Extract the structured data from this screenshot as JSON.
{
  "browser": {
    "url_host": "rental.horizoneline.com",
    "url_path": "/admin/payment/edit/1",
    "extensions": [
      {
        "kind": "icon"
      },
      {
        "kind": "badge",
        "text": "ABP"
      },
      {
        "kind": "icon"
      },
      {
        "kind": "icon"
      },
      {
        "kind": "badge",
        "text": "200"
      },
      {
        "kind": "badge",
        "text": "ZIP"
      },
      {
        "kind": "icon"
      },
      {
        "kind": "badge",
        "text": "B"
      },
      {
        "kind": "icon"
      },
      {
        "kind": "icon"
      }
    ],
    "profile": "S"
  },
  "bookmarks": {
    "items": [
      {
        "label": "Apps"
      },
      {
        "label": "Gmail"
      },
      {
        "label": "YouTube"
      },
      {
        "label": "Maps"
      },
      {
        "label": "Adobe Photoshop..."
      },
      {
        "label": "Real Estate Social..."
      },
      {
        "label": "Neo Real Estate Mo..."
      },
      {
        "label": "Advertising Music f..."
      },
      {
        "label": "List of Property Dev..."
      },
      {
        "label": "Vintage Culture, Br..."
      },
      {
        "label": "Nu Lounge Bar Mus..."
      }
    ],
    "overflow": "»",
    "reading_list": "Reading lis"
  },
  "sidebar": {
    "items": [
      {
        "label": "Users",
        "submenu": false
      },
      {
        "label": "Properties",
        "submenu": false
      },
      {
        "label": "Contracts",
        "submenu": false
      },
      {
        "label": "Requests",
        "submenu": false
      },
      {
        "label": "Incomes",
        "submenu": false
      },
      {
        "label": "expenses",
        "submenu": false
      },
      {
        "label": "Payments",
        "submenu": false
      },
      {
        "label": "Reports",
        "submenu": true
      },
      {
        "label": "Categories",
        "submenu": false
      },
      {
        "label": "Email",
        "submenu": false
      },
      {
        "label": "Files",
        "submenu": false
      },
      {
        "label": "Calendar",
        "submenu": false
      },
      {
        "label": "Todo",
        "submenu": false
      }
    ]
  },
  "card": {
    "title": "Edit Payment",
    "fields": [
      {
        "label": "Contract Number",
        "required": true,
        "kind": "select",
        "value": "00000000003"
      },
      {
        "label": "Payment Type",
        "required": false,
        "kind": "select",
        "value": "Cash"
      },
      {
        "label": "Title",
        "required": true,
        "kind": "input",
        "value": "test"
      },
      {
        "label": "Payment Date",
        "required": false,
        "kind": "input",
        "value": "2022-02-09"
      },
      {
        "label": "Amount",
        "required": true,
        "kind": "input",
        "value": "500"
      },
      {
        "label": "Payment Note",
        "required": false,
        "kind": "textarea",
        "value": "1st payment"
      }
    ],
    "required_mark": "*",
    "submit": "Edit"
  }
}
--
#### Exercise objective:
Return each line among the entries that holds the word "value".

#### Problem solution:
        "value": "00000000003"
        "value": "Cash"
        "value": "test"
        "value": "2022-02-09"
        "value": "500"
        "value": "1st payment"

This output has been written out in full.